▶ [Provided material]
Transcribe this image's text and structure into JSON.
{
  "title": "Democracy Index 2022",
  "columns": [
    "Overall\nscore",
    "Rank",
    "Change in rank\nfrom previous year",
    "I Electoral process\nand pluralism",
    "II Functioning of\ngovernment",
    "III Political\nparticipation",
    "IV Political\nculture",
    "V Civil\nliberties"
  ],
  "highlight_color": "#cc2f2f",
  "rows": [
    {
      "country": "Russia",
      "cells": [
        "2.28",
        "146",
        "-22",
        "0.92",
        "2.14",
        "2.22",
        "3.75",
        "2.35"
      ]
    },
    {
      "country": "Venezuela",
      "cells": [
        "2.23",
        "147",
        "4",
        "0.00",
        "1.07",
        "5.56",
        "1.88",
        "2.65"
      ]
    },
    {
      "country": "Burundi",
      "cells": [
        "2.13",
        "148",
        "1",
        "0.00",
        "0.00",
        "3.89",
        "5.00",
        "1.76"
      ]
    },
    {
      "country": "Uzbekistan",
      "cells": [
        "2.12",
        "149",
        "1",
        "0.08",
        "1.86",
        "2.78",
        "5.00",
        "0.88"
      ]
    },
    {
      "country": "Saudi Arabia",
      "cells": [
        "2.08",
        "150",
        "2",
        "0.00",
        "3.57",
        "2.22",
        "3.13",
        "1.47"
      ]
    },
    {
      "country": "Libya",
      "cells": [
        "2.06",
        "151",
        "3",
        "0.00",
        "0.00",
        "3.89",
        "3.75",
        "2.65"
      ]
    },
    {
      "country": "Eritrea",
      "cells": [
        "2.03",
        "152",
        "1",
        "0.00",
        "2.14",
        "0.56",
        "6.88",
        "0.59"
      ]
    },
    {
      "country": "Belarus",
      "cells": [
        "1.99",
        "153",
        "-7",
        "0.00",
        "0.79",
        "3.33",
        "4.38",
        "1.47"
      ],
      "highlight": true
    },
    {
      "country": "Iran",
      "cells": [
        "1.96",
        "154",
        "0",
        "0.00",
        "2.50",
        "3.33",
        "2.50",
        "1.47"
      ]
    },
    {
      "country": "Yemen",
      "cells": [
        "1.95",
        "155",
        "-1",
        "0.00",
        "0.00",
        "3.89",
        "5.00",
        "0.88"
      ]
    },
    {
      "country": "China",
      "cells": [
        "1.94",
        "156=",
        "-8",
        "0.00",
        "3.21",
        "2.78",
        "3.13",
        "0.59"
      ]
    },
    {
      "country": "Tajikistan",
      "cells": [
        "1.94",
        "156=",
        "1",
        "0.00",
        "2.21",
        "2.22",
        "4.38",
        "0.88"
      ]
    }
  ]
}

▶ [Goal] Give only the number of lines in the entries that contain "country".

▶ [Result for this task] 12